Written request >> Repeat the records below exactly.

Dataset entries >>
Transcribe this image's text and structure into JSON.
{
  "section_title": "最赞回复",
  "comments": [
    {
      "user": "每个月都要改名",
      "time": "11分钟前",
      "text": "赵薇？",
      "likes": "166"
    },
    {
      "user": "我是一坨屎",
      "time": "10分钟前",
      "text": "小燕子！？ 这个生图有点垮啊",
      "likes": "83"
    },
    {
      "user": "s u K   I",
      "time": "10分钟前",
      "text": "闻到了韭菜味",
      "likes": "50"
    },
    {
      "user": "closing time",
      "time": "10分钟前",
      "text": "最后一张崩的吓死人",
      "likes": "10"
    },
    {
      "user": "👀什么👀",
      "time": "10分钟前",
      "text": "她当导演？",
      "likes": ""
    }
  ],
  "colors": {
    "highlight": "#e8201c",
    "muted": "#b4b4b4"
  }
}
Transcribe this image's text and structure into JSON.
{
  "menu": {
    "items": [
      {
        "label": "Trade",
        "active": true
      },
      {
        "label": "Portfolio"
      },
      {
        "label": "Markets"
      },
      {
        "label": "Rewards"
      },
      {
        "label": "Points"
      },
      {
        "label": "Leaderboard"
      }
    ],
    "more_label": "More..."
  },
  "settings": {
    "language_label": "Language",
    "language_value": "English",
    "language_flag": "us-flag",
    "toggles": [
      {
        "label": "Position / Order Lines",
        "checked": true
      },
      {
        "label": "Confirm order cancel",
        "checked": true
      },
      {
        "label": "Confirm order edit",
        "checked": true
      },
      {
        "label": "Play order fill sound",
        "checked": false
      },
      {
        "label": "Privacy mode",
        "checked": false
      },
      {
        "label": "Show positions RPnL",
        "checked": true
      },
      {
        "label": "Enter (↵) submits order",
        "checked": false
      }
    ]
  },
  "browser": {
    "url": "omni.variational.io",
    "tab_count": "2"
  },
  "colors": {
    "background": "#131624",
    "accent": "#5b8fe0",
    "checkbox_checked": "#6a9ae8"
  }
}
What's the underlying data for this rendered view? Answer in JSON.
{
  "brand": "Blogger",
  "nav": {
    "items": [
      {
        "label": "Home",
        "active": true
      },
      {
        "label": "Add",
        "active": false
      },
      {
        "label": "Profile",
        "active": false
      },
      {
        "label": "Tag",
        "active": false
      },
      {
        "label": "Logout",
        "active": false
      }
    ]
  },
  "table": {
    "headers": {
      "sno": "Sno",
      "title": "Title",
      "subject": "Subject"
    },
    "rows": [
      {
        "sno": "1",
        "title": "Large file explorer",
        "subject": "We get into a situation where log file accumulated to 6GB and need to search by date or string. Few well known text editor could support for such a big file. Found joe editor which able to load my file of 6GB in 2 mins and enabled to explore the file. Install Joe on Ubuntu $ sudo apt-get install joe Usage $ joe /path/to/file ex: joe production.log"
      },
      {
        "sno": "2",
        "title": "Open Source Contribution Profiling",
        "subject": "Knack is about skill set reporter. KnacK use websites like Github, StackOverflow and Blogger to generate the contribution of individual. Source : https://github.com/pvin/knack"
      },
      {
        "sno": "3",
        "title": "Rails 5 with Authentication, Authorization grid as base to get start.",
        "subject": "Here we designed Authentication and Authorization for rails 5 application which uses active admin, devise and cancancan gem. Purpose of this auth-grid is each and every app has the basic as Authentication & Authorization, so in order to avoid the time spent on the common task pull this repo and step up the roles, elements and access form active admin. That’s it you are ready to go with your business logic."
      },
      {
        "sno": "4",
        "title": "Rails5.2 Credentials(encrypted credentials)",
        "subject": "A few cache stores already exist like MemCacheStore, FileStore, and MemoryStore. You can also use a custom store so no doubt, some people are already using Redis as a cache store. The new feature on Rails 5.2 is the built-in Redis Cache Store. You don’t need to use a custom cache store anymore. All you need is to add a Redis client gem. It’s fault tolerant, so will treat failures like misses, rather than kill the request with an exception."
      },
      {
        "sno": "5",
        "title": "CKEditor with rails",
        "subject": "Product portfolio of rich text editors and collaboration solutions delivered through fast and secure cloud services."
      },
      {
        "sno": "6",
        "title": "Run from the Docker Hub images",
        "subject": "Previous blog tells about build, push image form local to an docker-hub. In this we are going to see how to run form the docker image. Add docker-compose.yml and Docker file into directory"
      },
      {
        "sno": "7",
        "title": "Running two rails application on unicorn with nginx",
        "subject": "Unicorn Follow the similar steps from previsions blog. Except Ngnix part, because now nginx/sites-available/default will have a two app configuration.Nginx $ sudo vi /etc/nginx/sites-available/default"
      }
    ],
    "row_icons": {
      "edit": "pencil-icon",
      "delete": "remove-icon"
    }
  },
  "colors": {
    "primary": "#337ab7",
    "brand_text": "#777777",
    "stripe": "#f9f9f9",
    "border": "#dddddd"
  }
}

Exercise result >>
Transcribe this image's text and structure into JSON.
{
  "section_title": "最赞回复",
  "comments": [
    {
      "user": "每个月都要改名",
      "time": "11分钟前",
      "text": "赵薇？",
      "likes": "166"
    },
    {
      "user": "我是一坨屎",
      "time": "10分钟前",
      "text": "小燕子！？ 这个生图有点垮啊",
      "likes": "83"
    },
    {
      "user": "s u K   I",
      "time": "10分钟前",
      "text": "闻到了韭菜味",
      "likes": "50"
    },
    {
      "user": "closing time",
      "time": "10分钟前",
      "text": "最后一张崩的吓死人",
      "likes": "10"
    },
    {
      "user": "👀什么👀",
      "time": "10分钟前",
      "text": "她当导演？",
      "likes": ""
    }
  ],
  "colors": {
    "highlight": "#e8201c",
    "muted": "#b4b4b4"
  }
}
Transcribe this image's text and structure into JSON.
{
  "menu": {
    "items": [
      {
        "label": "Trade",
        "active": true
      },
      {
        "label": "Portfolio"
      },
      {
        "label": "Markets"
      },
      {
        "label": "Rewards"
      },
      {
        "label": "Points"
      },
      {
        "label": "Leaderboard"
      }
    ],
    "more_label": "More..."
  },
  "settings": {
    "language_label": "Language",
    "language_value": "English",
    "language_flag": "us-flag",
    "toggles": [
      {
        "label": "Position / Order Lines",
        "checked": true
      },
      {
        "label": "Confirm order cancel",
        "checked": true
      },
      {
        "label": "Confirm order edit",
        "checked": true
      },
      {
        "label": "Play order fill sound",
        "checked": false
      },
      {
        "label": "Privacy mode",
        "checked": false
      },
      {
        "label": "Show positions RPnL",
        "checked": true
      },
      {
        "label": "Enter (↵) submits order",
        "checked": false
      }
    ]
  },
  "browser": {
    "url": "omni.variational.io",
    "tab_count": "2"
  },
  "colors": {
    "background": "#131624",
    "accent": "#5b8fe0",
    "checkbox_checked": "#6a9ae8"
  }
}
What's the underlying data for this rendered view? Answer in JSON.
{
  "brand": "Blogger",
  "nav": {
    "items": [
      {
        "label": "Home",
        "active": true
      },
      {
        "label": "Add",
        "active": false
      },
      {
        "label": "Profile",
        "active": false
      },
      {
        "label": "Tag",
        "active": false
      },
      {
        "label": "Logout",
        "active": false
      }
    ]
  },
  "table": {
    "headers": {
      "sno": "Sno",
      "title": "Title",
      "subject": "Subject"
    },
    "rows": [
      {
        "sno": "1",
        "title": "Large file explorer",
        "subject": "We get into a situation where log file accumulated to 6GB and need to search by date or string. Few well known text editor could support for such a big file. Found joe editor which able to load my file of 6GB in 2 mins and enabled to explore the file. Install Joe on Ubuntu $ sudo apt-get install joe Usage $ joe /path/to/file ex: joe production.log"
      },
      {
        "sno": "2",
        "title": "Open Source Contribution Profiling",
        "subject": "Knack is about skill set reporter. KnacK use websites like Github, StackOverflow and Blogger to generate the contribution of individual. Source : https://github.com/pvin/knack"
      },
      {
        "sno": "3",
        "title": "Rails 5 with Authentication, Authorization grid as base to get start.",
        "subject": "Here we designed Authentication and Authorization for rails 5 application which uses active admin, devise and cancancan gem. Purpose of this auth-grid is each and every app has the basic as Authentication & Authorization, so in order to avoid the time spent on the common task pull this repo and step up the roles, elements and access form active admin. That’s it you are ready to go with your business logic."
      },
      {
        "sno": "4",
        "title": "Rails5.2 Credentials(encrypted credentials)",
        "subject": "A few cache stores already exist like MemCacheStore, FileStore, and MemoryStore. You can also use a custom store so no doubt, some people are already using Redis as a cache store. The new feature on Rails 5.2 is the built-in Redis Cache Store. You don’t need to use a custom cache store anymore. All you need is to add a Redis client gem. It’s fault tolerant, so will treat failures like misses, rather than kill the request with an exception."
      },
      {
        "sno": "5",
        "title": "CKEditor with rails",
        "subject": "Product portfolio of rich text editors and collaboration solutions delivered through fast and secure cloud services."
      },
      {
        "sno": "6",
        "title": "Run from the Docker Hub images",
        "subject": "Previous blog tells about build, push image form local to an docker-hub. In this we are going to see how to run form the docker image. Add docker-compose.yml and Docker file into directory"
      },
      {
        "sno": "7",
        "title": "Running two rails application on unicorn with nginx",
        "subject": "Unicorn Follow the similar steps from previsions blog. Except Ngnix part, because now nginx/sites-available/default will have a two app configuration.Nginx $ sudo vi /etc/nginx/sites-available/default"
      }
    ],
    "row_icons": {
      "edit": "pencil-icon",
      "delete": "remove-icon"
    }
  },
  "colors": {
    "primary": "#337ab7",
    "brand_text": "#777777",
    "stripe": "#f9f9f9",
    "border": "#dddddd"
  }
}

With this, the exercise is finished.